(Figure dataset records)
====

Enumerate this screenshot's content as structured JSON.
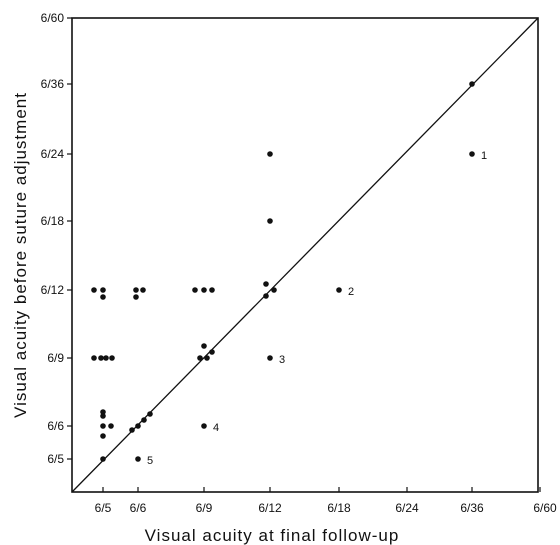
{
  "chart_data": {
    "type": "scatter",
    "title": "",
    "xlabel": "Visual acuity at final follow-up",
    "ylabel": "Visual acuity before suture adjustment",
    "x_ticks": [
      "6/5",
      "6/6",
      "6/9",
      "6/12",
      "6/18",
      "6/24",
      "6/36",
      "6/60"
    ],
    "y_ticks": [
      "6/5",
      "6/6",
      "6/9",
      "6/12",
      "6/18",
      "6/24",
      "6/36",
      "6/60"
    ],
    "xlim": [
      "6/5",
      "6/60"
    ],
    "ylim": [
      "6/5",
      "6/60"
    ],
    "grid": false,
    "reference_line": "y = x",
    "points": [
      {
        "x": "6/5",
        "y": "6/12"
      },
      {
        "x": "6/5",
        "y": "6/12"
      },
      {
        "x": "6/5",
        "y": "6/12"
      },
      {
        "x": "6/6",
        "y": "6/12"
      },
      {
        "x": "6/6",
        "y": "6/12"
      },
      {
        "x": "6/6",
        "y": "6/12"
      },
      {
        "x": "6/9",
        "y": "6/12"
      },
      {
        "x": "6/9",
        "y": "6/12"
      },
      {
        "x": "6/9",
        "y": "6/12"
      },
      {
        "x": "6/12",
        "y": "6/12"
      },
      {
        "x": "6/12",
        "y": "6/12"
      },
      {
        "x": "6/12",
        "y": "6/12"
      },
      {
        "x": "6/18",
        "y": "6/12",
        "label": "2"
      },
      {
        "x": "6/5",
        "y": "6/9"
      },
      {
        "x": "6/5",
        "y": "6/9"
      },
      {
        "x": "6/5",
        "y": "6/9"
      },
      {
        "x": "6/5",
        "y": "6/9"
      },
      {
        "x": "6/9",
        "y": "6/9"
      },
      {
        "x": "6/9",
        "y": "6/9"
      },
      {
        "x": "6/9",
        "y": "6/9"
      },
      {
        "x": "6/9",
        "y": "6/9"
      },
      {
        "x": "6/12",
        "y": "6/9",
        "label": "3"
      },
      {
        "x": "6/5",
        "y": "6/6"
      },
      {
        "x": "6/5",
        "y": "6/6"
      },
      {
        "x": "6/5",
        "y": "6/6"
      },
      {
        "x": "6/5",
        "y": "6/6"
      },
      {
        "x": "6/5",
        "y": "6/6"
      },
      {
        "x": "6/6",
        "y": "6/6"
      },
      {
        "x": "6/6",
        "y": "6/6"
      },
      {
        "x": "6/6",
        "y": "6/6"
      },
      {
        "x": "6/6",
        "y": "6/6"
      },
      {
        "x": "6/9",
        "y": "6/6",
        "label": "4"
      },
      {
        "x": "6/5",
        "y": "6/5"
      },
      {
        "x": "6/6",
        "y": "6/5",
        "label": "5"
      },
      {
        "x": "6/12",
        "y": "6/18"
      },
      {
        "x": "6/12",
        "y": "6/24"
      },
      {
        "x": "6/36",
        "y": "6/24",
        "label": "1"
      },
      {
        "x": "6/36",
        "y": "6/36"
      }
    ]
  }
}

====

### TASK DETAILS
Lines holding the word "Visual" in the entries above are the ones to pull out. Copy them all.

### EXERCISE SOLUTION
    "xlabel": "Visual acuity at final follow-up",
    "ylabel": "Visual acuity before suture adjustment",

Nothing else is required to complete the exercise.